# Exercise instructions
Go through the entries below and collect each line with the string "What" in it.

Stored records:
——

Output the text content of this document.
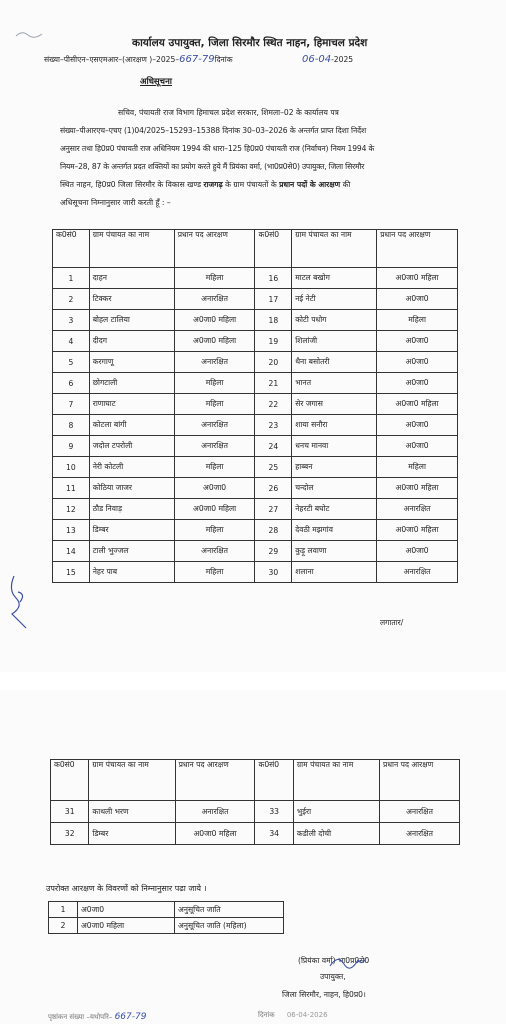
कार्यालय उपायुक्त, जिला सिरमौर स्थित नाहन, हिमाचल प्रदेश
संख्या–पीसीएन–एसएमआर–(आरक्षण )–2025–667-79दिनांक	06-04-2025
अधिसूचना
सचिव, पंचायती राज विभाग हिमाचल प्रदेश सरकार, शिमला–02 के कार्यालय पत्र
संख्या–पीआरएच–एचए (1)04/2025–15293–15388 दिनांक 30–03–2026 के अन्तर्गत प्राप्त दिशा निर्देश
अनुसार तथा हि0प्र0 पंचायती राज अधिनियम 1994 की धारा–125 हि0प्र0 पंचायती राज (निर्वाचन) नियम 1994 के
नियम–28, 87 के अन्तर्गत प्रदत शक्तियों का प्रयोग करते हुये मैं प्रियंका वर्मा, (भा0प्र0से0) उपायुक्त, जिला सिरमौर
स्थित नाहन, हि0प्र0 जिला सिरमौर के विकास खण्ड राजगढ़ के ग्राम पंचायतों के प्रधान पदों के आरक्षण की
अधिसूचना निम्नानुसार जारी करती हूँ : –
क0सं0	ग्राम पंचायत का नाम	प्रधान पद आरक्षण	क0सं0	ग्राम पंचायत का नाम	प्रधान पद आरक्षण
1	दाहन	महिला	16	माटल बखोग	अ0जा0 महिला
2	टिक्कर	अनारक्षित	17	नई नेटी	अ0जा0
3	बोहल टालिया	अ0जा0 महिला	18	कोटी पधोग	महिला
4	दीदग	अ0जा0 महिला	19	शिलांजी	अ0जा0
5	करगाणू	अनारक्षित	20	थैना बसोतरी	अ0जा0
6	छोगटाली	महिला	21	भानत	अ0जा0
7	राणाघाट	महिला	22	सेर जगास	अ0जा0 महिला
8	कोटला बांगी	अनारक्षित	23	शाया सनौरा	अ0जा0
9	जदोल टपरोली	अनारक्षित	24	धनच मानवा	अ0जा0
10	नेरी कोटली	महिला	25	हाब्बन	महिला
11	कोठिया जाजर	अ0जा0	26	चन्दोल	अ0जा0 महिला
12	ठौड निवाड़	अ0जा0 महिला	27	नेहरटी बघोट	अनारक्षित
13	डिम्बर	महिला	28	देवठी मझगांव	अ0जा0 महिला
14	टाली भुज्जल	अनारक्षित	29	कुड़ू लवाणा	अ0जा0
15	नेहर पाब	महिला	30	शलाना	अनारक्षित
लगातार/
क0सं0	ग्राम पंचायत का नाम	प्रधान पद आरक्षण	क0सं0	ग्राम पंचायत का नाम	प्रधान पद आरक्षण
31	काथली भरण	अनारक्षित	33	भुईरा	अनारक्षित
32	डिम्बर	अ0जा0 महिला	34	कडीली दोची	अनारक्षित
उपरोक्त आरक्षण के विवरणों को निम्नानुसार पढा जाये ।
1	अ0जा0	अनुसूचित जाति
2	अ0जा0 महिला	अनुसूचित जाति (महिला)
(प्रियंका वर्मा) भा0प्र0से0
उपायुक्त,
जिला सिरमौर, नाहन, हि0प्र0।
पृष्ठांकन संख्या –यथोपरि– 667-79	दिनांक 06-04-2026
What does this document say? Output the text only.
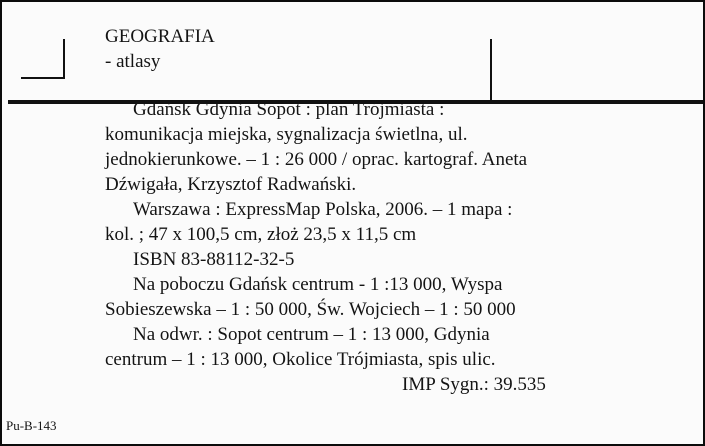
GEOGRAFIA
- atlasy
Gdańsk Gdynia Sopot : plan Trójmiasta :
komunikacja miejska, sygnalizacja świetlna, ul.
jednokierunkowe. – 1 : 26 000 / oprac. kartograf. Aneta
Dźwigała, Krzysztof Radwański.
Warszawa : ExpressMap Polska, 2006. – 1 mapa :
kol. ; 47 x 100,5 cm, złoż 23,5 x 11,5 cm
ISBN 83-88112-32-5
Na poboczu Gdańsk centrum - 1 :13 000, Wyspa
Sobieszewska – 1 : 50 000, Św. Wojciech – 1 : 50 000
Na odwr. : Sopot centrum – 1 : 13 000, Gdynia
centrum – 1 : 13 000, Okolice Trójmiasta, spis ulic.
IMP Sygn.: 39.535
Pu-B-143
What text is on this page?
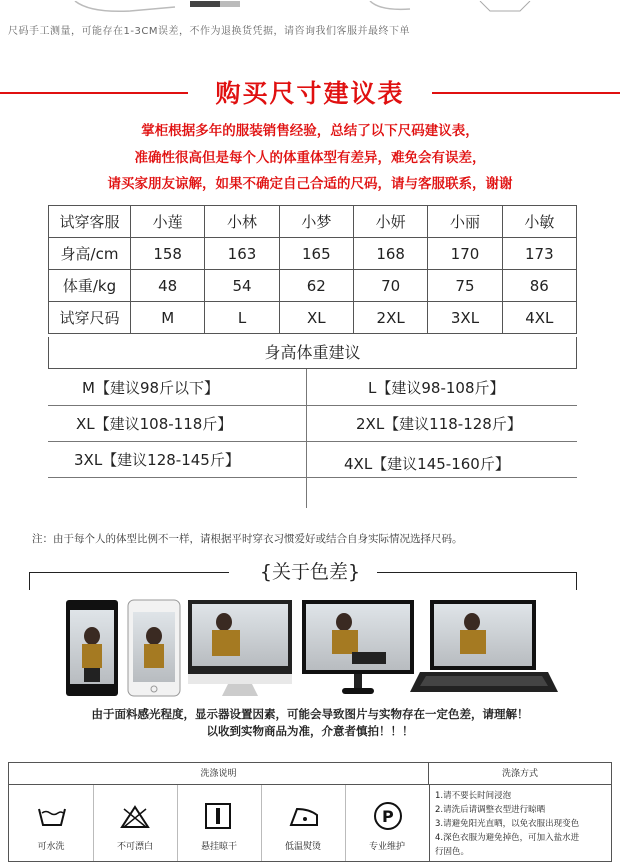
尺码手工测量，可能存在1-3CM误差，不作为退换货凭据，请咨询我们客服并最终下单
购买尺寸建议表
掌柜根据多年的服装销售经验，总结了以下尺码建议表，
准确性很高但是每个人的体重体型有差异，难免会有误差，
请买家朋友谅解，如果不确定自己合适的尺码，请与客服联系，谢谢
试穿客服	小莲	小林	小梦	小妍	小丽	小敏
身高/cm	158	163	165	168	170	173
体重/kg	48	54	62	70	75	86
试穿尺码	M	L	XL	2XL	3XL	4XL
身高体重建议
M【建议98斤以下】	L【建议98-108斤】
XL【建议108-118斤】	2XL【建议118-128斤】
3XL【建议128-145斤】	4XL【建议145-160斤】
注：由于每个人的体型比例不一样，请根据平时穿衣习惯爱好或结合自身实际情况选择尺码。
{关于色差}
由于面料感光程度，显示器设置因素，可能会导致图片与实物存在一定色差，请理解！
以收到实物商品为准，介意者慎拍！！！
洗涤说明	洗涤方式
P
可水洗	不可漂白	悬挂晾干	低温熨烫	专业维护
1.请不要长时间浸泡
2.请洗后请调整衣型进行晾晒
3.请避免阳光直晒，以免衣服出现变色
4.深色衣服为避免掉色，可加入盐水进
行固色。
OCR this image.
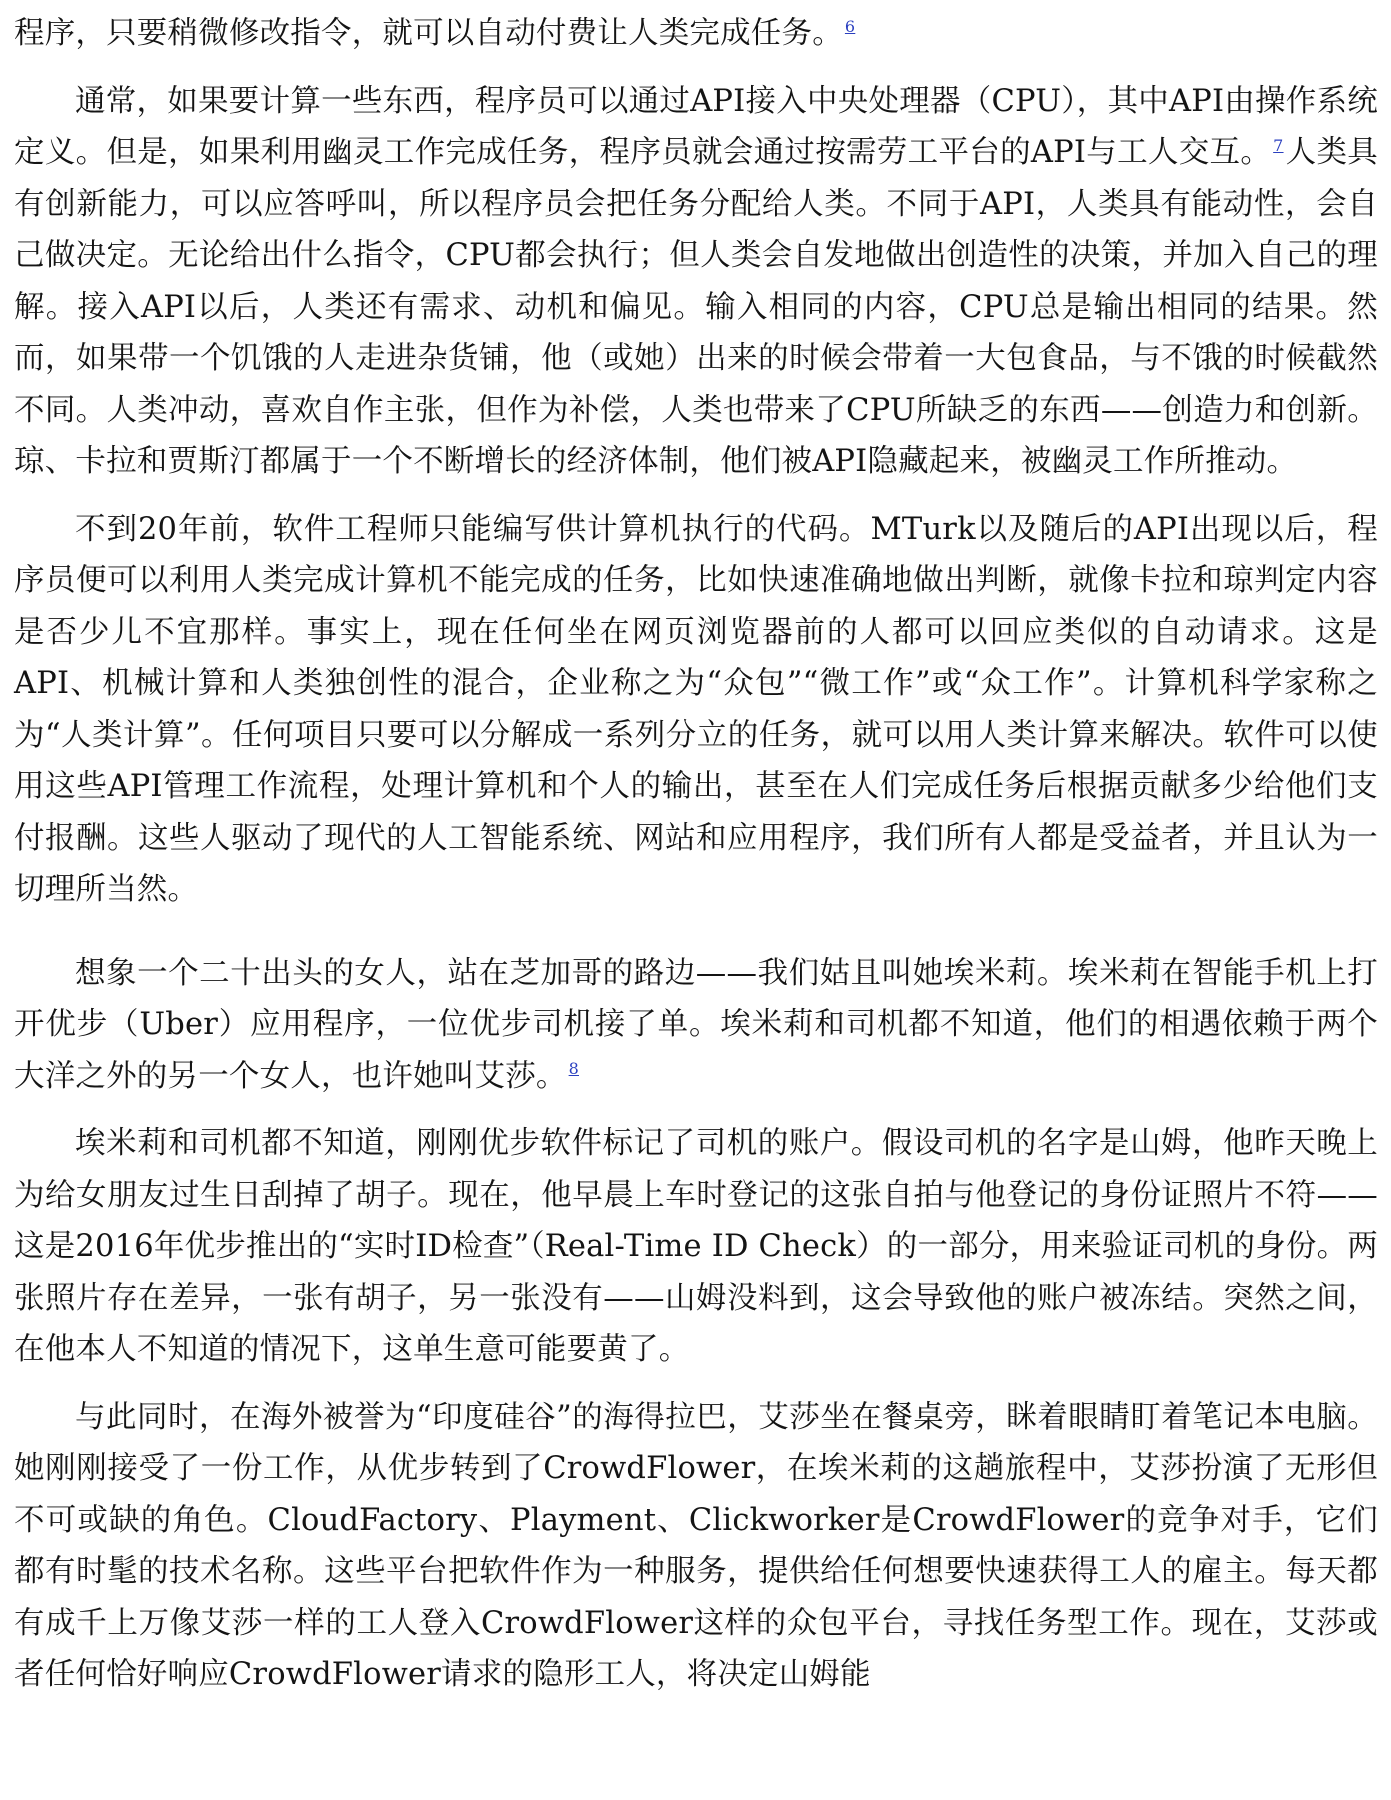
程序，只要稍微修改指令，就可以自动付费让人类完成任务。 $^6$

通常，如果要计算一些东西，程序员可以通过API接入中央处理器（CPU），其中API由操作系统定义。但是，如果利用幽灵工作完成任务，程序员就会通过按需劳工平台的API与工人交互。 $^7$人类具有创新能力，可以应答呼叫，所以程序员会把任务分配给人类。不同于API，人类具有能动性，会自己做决定。无论给出什么指令，CPU都会执行；但人类会自发地做出创造性的决策，并加入自己的理解。接入API以后，人类还有需求、动机和偏见。输入相同的内容，CPU总是输出相同的结果。然而，如果带一个饥饿的人走进杂货铺，他（或她）出来的时候会带着一大包食品，与不饿的时候截然不同。人类冲动，喜欢自作主张，但作为补偿，人类也带来了CPU所缺乏的东西——创造力和创新。琼、卡拉和贾斯汀都属于一个不断增长的经济体制，他们被API隐藏起来，被幽灵工作所推动。

不到20年前，软件工程师只能编写供计算机执行的代码。MTurk以及随后的API出现以后，程序员便可以利用人类完成计算机不能完成的任务，比如快速准确地做出判断，就像卡拉和琼判定内容是否少儿不宜那样。事实上，现在任何坐在网页浏览器前的人都可以回应类似的自动请求。这是API、机械计算和人类独创性的混合，企业称之为“众包”“微工作”或“众工作”。计算机科学家称之为“人类计算”。任何项目只要可以分解成一系列分立的任务，就可以用人类计算来解决。软件可以使用这些API管理工作流程，处理计算机和个人的输出，甚至在人们完成任务后根据贡献多少给他们支付报酬。这些人驱动了现代的人工智能系统、网站和应用程序，我们所有人都是受益者，并且认为一切理所当然。

想象一个二十出头的女人，站在芝加哥的路边——我们姑且叫她埃米莉。埃米莉在智能手机上打开优步（Uber）应用程序，一位优步司机接了单。埃米莉和司机都不知道，他们的相遇依赖于两个大洋之外的另一个女人，也许她叫艾莎。 $^8$

埃米莉和司机都不知道，刚刚优步软件标记了司机的账户。假设司机的名字是山姆，他昨天晚上为给女朋友过生日刮掉了胡子。现在，他早晨上车时登记的这张自拍与他登记的身份证照片不符——这是2016年优步推出的“实时ID检查”（Real-Time ID Check）的一部分，用来验证司机的身份。两张照片存在差异，一张有胡子，另一张没有——山姆没料到，这会导致他的账户被冻结。突然之间，在他本人不知道的情况下，这单生意可能要黄了。

与此同时，在海外被誉为“印度硅谷”的海得拉巴，艾莎坐在餐桌旁，眯着眼睛盯着笔记本电脑。她刚刚接受了一份工作，从优步转到了CrowdFlower，在埃米莉的这趟旅程中，艾莎扮演了无形但不可或缺的角色。CloudFactory、Playment、Clickworker是CrowdFlower的竞争对手，它们都有时髦的技术名称。这些平台把软件作为一种服务，提供给任何想要快速获得工人的雇主。每天都有成千上万像艾莎一样的工人登入CrowdFlower这样的众包平台，寻找任务型工作。现在，艾莎或者任何恰好响应CrowdFlower请求的隐形工人，将决定山姆能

——

# The output
What does this document say? Output the text only.
What text is on this page?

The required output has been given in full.